Data entries:
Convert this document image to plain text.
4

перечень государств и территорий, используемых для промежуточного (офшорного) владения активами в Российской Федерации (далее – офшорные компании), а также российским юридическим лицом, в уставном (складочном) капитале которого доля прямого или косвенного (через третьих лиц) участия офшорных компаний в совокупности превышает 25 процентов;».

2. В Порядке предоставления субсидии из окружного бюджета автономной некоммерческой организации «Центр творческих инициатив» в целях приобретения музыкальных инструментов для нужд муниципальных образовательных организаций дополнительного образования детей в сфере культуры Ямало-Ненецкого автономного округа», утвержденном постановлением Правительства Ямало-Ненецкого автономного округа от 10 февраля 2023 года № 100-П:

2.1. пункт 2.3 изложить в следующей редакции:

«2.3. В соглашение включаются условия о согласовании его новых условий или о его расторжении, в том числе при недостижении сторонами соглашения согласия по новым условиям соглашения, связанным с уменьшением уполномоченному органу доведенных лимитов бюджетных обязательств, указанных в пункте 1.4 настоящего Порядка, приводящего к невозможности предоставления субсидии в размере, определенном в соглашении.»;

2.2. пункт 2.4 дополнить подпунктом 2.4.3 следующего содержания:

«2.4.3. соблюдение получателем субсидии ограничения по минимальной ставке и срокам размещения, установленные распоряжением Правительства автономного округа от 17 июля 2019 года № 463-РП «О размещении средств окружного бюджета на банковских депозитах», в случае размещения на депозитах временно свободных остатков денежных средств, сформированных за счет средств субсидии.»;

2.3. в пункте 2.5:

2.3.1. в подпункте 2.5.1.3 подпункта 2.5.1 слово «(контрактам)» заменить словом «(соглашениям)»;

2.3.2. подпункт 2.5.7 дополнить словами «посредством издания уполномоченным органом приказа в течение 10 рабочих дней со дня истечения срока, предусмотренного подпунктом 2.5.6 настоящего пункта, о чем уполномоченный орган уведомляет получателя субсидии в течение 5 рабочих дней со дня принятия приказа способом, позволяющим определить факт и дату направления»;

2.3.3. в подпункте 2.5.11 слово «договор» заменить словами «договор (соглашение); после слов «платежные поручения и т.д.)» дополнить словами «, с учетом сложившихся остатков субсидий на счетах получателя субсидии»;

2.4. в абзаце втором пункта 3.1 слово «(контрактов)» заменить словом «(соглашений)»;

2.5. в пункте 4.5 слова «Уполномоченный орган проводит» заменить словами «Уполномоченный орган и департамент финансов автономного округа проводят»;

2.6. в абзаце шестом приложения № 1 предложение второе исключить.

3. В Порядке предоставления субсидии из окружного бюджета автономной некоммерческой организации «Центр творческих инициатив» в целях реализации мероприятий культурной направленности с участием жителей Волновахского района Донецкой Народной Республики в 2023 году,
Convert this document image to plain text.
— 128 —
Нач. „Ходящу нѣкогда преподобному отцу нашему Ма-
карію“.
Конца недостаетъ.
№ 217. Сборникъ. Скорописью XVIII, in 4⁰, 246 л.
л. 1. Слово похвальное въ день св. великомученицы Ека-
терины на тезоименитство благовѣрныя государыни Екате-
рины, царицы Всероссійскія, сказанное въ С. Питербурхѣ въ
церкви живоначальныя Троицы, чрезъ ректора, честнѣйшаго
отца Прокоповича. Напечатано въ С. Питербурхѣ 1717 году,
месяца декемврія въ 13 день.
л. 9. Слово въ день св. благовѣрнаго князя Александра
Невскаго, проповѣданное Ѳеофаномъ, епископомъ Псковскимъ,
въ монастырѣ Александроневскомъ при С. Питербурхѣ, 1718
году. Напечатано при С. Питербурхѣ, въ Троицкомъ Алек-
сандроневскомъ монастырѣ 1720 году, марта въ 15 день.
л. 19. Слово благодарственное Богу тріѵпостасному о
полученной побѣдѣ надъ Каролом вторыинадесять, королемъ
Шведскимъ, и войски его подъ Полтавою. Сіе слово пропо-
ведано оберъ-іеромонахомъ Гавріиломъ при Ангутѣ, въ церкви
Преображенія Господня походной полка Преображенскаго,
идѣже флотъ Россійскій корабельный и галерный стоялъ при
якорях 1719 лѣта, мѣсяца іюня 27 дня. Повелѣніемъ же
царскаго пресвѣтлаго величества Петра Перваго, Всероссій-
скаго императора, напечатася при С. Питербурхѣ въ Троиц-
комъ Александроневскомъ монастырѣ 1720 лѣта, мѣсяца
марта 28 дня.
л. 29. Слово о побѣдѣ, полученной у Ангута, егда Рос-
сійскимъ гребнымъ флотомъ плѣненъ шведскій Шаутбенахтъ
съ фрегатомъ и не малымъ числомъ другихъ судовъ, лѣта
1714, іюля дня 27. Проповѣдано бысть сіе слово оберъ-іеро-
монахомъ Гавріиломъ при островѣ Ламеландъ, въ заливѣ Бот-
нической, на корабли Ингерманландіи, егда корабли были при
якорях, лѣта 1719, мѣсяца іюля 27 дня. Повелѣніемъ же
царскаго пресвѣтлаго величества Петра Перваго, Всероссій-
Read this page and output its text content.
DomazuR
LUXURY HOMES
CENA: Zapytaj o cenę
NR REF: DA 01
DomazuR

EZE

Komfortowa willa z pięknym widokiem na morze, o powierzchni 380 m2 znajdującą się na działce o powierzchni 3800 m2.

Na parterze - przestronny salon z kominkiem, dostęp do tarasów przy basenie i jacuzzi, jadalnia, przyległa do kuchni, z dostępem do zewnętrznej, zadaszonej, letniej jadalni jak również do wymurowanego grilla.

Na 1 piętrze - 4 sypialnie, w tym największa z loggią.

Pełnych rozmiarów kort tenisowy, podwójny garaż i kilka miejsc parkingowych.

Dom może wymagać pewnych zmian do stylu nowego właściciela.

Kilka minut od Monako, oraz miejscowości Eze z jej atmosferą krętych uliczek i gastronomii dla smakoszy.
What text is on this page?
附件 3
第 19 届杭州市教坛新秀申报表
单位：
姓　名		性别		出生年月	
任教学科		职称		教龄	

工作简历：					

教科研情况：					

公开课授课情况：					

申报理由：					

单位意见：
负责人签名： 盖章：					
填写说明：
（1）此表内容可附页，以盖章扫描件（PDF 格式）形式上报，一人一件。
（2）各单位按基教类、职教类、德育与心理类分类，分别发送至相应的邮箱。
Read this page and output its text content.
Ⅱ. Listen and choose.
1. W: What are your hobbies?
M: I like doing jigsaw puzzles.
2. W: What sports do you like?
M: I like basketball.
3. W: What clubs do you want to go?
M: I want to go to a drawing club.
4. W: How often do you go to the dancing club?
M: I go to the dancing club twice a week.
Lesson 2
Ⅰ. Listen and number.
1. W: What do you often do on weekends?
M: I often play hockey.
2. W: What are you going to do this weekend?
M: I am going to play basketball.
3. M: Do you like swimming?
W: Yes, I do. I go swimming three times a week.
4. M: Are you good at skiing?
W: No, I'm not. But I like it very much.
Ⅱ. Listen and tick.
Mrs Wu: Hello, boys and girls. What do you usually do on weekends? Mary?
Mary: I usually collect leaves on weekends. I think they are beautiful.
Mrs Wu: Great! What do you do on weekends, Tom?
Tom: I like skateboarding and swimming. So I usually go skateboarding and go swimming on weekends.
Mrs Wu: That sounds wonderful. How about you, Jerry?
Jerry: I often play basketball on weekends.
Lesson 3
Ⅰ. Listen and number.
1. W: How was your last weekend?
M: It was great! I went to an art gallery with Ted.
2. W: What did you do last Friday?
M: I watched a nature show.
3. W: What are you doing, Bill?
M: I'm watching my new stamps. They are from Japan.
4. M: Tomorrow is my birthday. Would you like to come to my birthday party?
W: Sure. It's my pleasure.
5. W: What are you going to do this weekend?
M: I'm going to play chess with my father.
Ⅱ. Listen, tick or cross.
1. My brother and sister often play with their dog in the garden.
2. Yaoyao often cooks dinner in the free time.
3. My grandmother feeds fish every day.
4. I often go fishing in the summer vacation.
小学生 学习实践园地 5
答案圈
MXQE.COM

WHAT THIS TASK INVOLVES:
State only how many lines in the material include "соглашение".

OUTPUT FOR THIS EXERCISE:
2